Give every entry again, unchanged, and leave its images out.

** start of Data to use **

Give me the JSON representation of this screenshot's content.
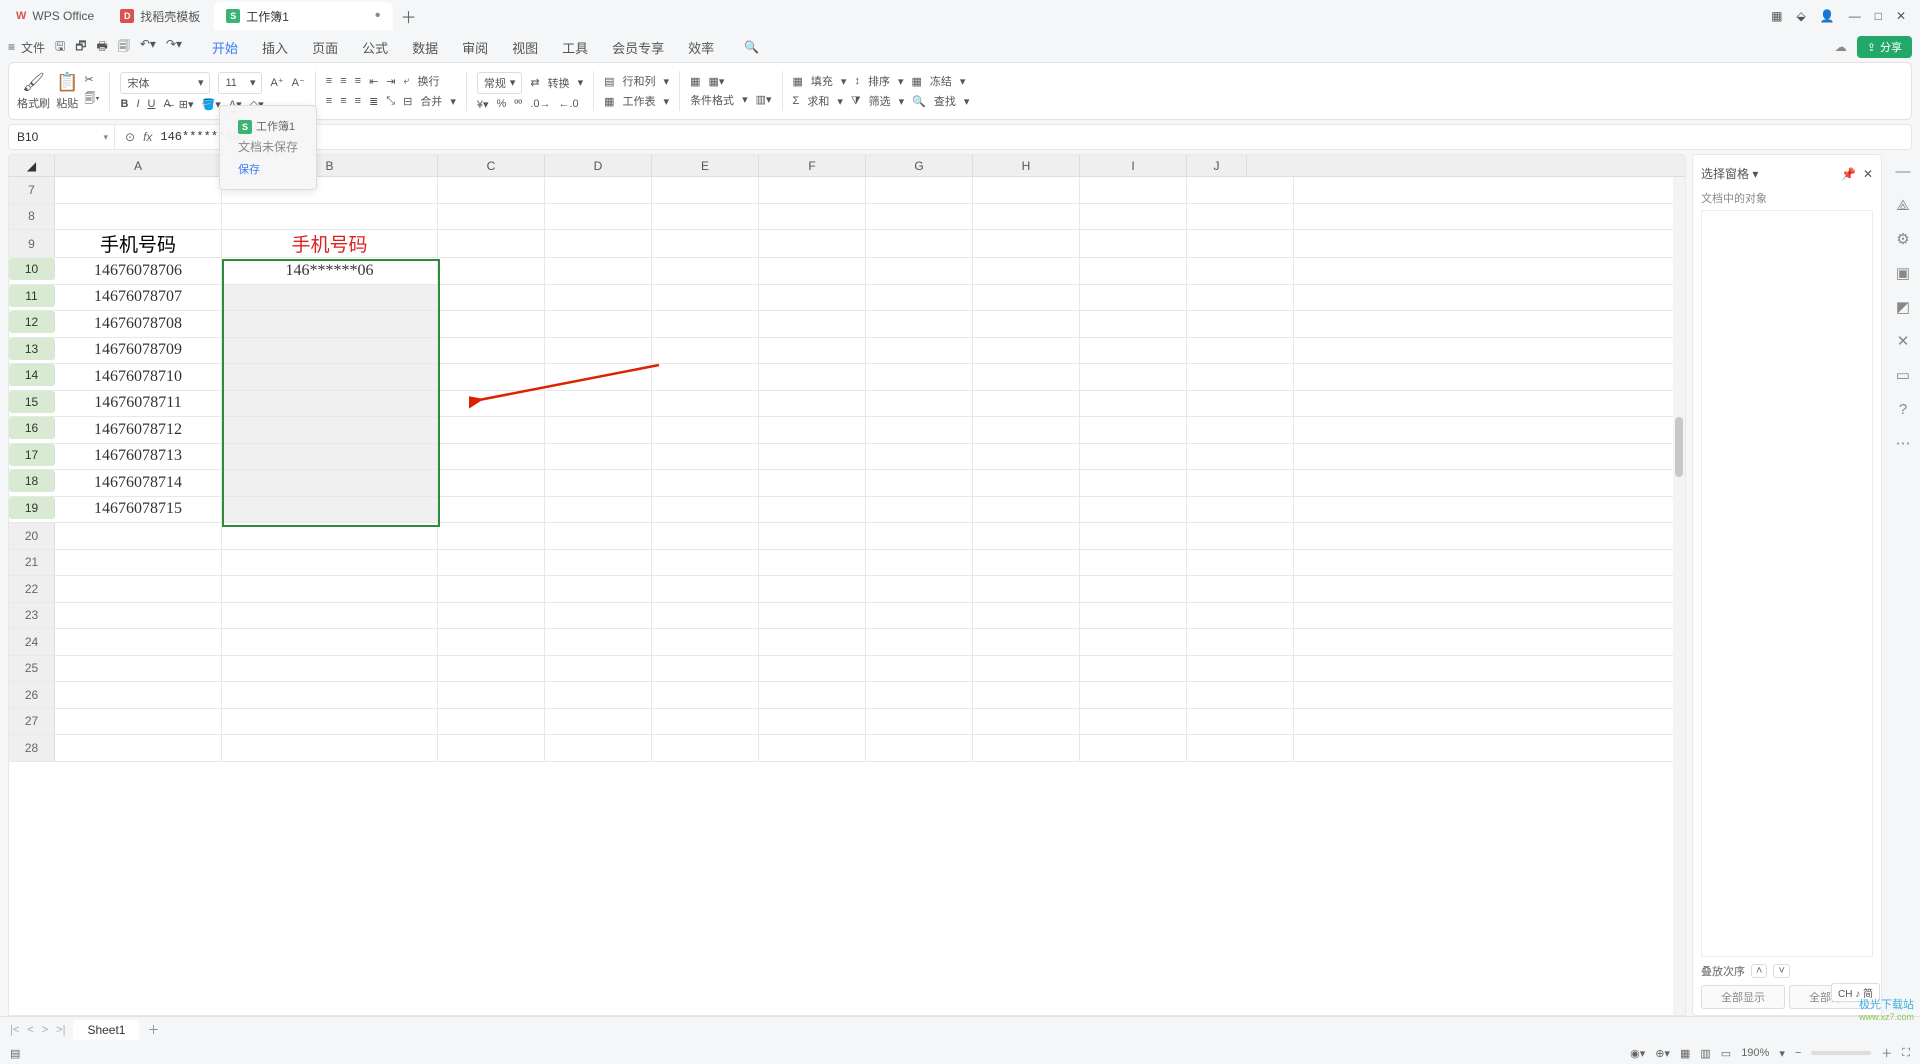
{
  "title": {
    "app": "WPS Office",
    "template": "找稻壳模板",
    "workbook": "工作簿1"
  },
  "menubar": {
    "file": "文件",
    "tabs": [
      "开始",
      "插入",
      "页面",
      "公式",
      "数据",
      "审阅",
      "视图",
      "工具",
      "会员专享",
      "效率"
    ]
  },
  "ribbon": {
    "format_painter": "格式刷",
    "paste": "粘贴",
    "font_name": "宋体",
    "font_size": "11",
    "wrap": "换行",
    "merge": "合并",
    "number_format": "常规",
    "convert": "转换",
    "rowcol": "行和列",
    "worksheet": "工作表",
    "cond_format": "条件格式",
    "sum": "求和",
    "fill": "填充",
    "sort": "排序",
    "filter": "筛选",
    "freeze": "冻结",
    "find": "查找"
  },
  "tooltip": {
    "tab": "工作簿1",
    "text": "文档未保存",
    "save": "保存"
  },
  "share": "分享",
  "namebox": "B10",
  "formula": "146******06",
  "cols": [
    "A",
    "B",
    "C",
    "D",
    "E",
    "F",
    "G",
    "H",
    "I",
    "J"
  ],
  "startRow": 7,
  "rows": [
    7,
    8,
    9,
    10,
    11,
    12,
    13,
    14,
    15,
    16,
    17,
    18,
    19,
    20,
    21,
    22,
    23,
    24,
    25,
    26,
    27,
    28
  ],
  "headers": {
    "a": "手机号码",
    "b": "手机号码"
  },
  "colA": [
    "14676078706",
    "14676078707",
    "14676078708",
    "14676078709",
    "14676078710",
    "14676078711",
    "14676078712",
    "14676078713",
    "14676078714",
    "14676078715"
  ],
  "colB_first": "146******06",
  "sidepane": {
    "title": "选择窗格",
    "sub": "文档中的对象",
    "stack": "叠放次序",
    "show_all": "全部显示",
    "hide_all": "全部隐藏"
  },
  "sheet": "Sheet1",
  "zoom": "190%",
  "ime": "CH ♪ 简",
  "watermark": {
    "a": "极光下载站",
    "b": "www.xz7.com"
  }
}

** end of Data to use **

▸ **Final answer**:
Give me the JSON representation of this screenshot's content.
{
  "title": {
    "app": "WPS Office",
    "template": "找稻壳模板",
    "workbook": "工作簿1"
  },
  "menubar": {
    "file": "文件",
    "tabs": [
      "开始",
      "插入",
      "页面",
      "公式",
      "数据",
      "审阅",
      "视图",
      "工具",
      "会员专享",
      "效率"
    ]
  },
  "ribbon": {
    "format_painter": "格式刷",
    "paste": "粘贴",
    "font_name": "宋体",
    "font_size": "11",
    "wrap": "换行",
    "merge": "合并",
    "number_format": "常规",
    "convert": "转换",
    "rowcol": "行和列",
    "worksheet": "工作表",
    "cond_format": "条件格式",
    "sum": "求和",
    "fill": "填充",
    "sort": "排序",
    "filter": "筛选",
    "freeze": "冻结",
    "find": "查找"
  },
  "tooltip": {
    "tab": "工作簿1",
    "text": "文档未保存",
    "save": "保存"
  },
  "share": "分享",
  "namebox": "B10",
  "formula": "146******06",
  "cols": [
    "A",
    "B",
    "C",
    "D",
    "E",
    "F",
    "G",
    "H",
    "I",
    "J"
  ],
  "startRow": 7,
  "rows": [
    7,
    8,
    9,
    10,
    11,
    12,
    13,
    14,
    15,
    16,
    17,
    18,
    19,
    20,
    21,
    22,
    23,
    24,
    25,
    26,
    27,
    28
  ],
  "headers": {
    "a": "手机号码",
    "b": "手机号码"
  },
  "colA": [
    "14676078706",
    "14676078707",
    "14676078708",
    "14676078709",
    "14676078710",
    "14676078711",
    "14676078712",
    "14676078713",
    "14676078714",
    "14676078715"
  ],
  "colB_first": "146******06",
  "sidepane": {
    "title": "选择窗格",
    "sub": "文档中的对象",
    "stack": "叠放次序",
    "show_all": "全部显示",
    "hide_all": "全部隐藏"
  },
  "sheet": "Sheet1",
  "zoom": "190%",
  "ime": "CH ♪ 简",
  "watermark": {
    "a": "极光下载站",
    "b": "www.xz7.com"
  }
}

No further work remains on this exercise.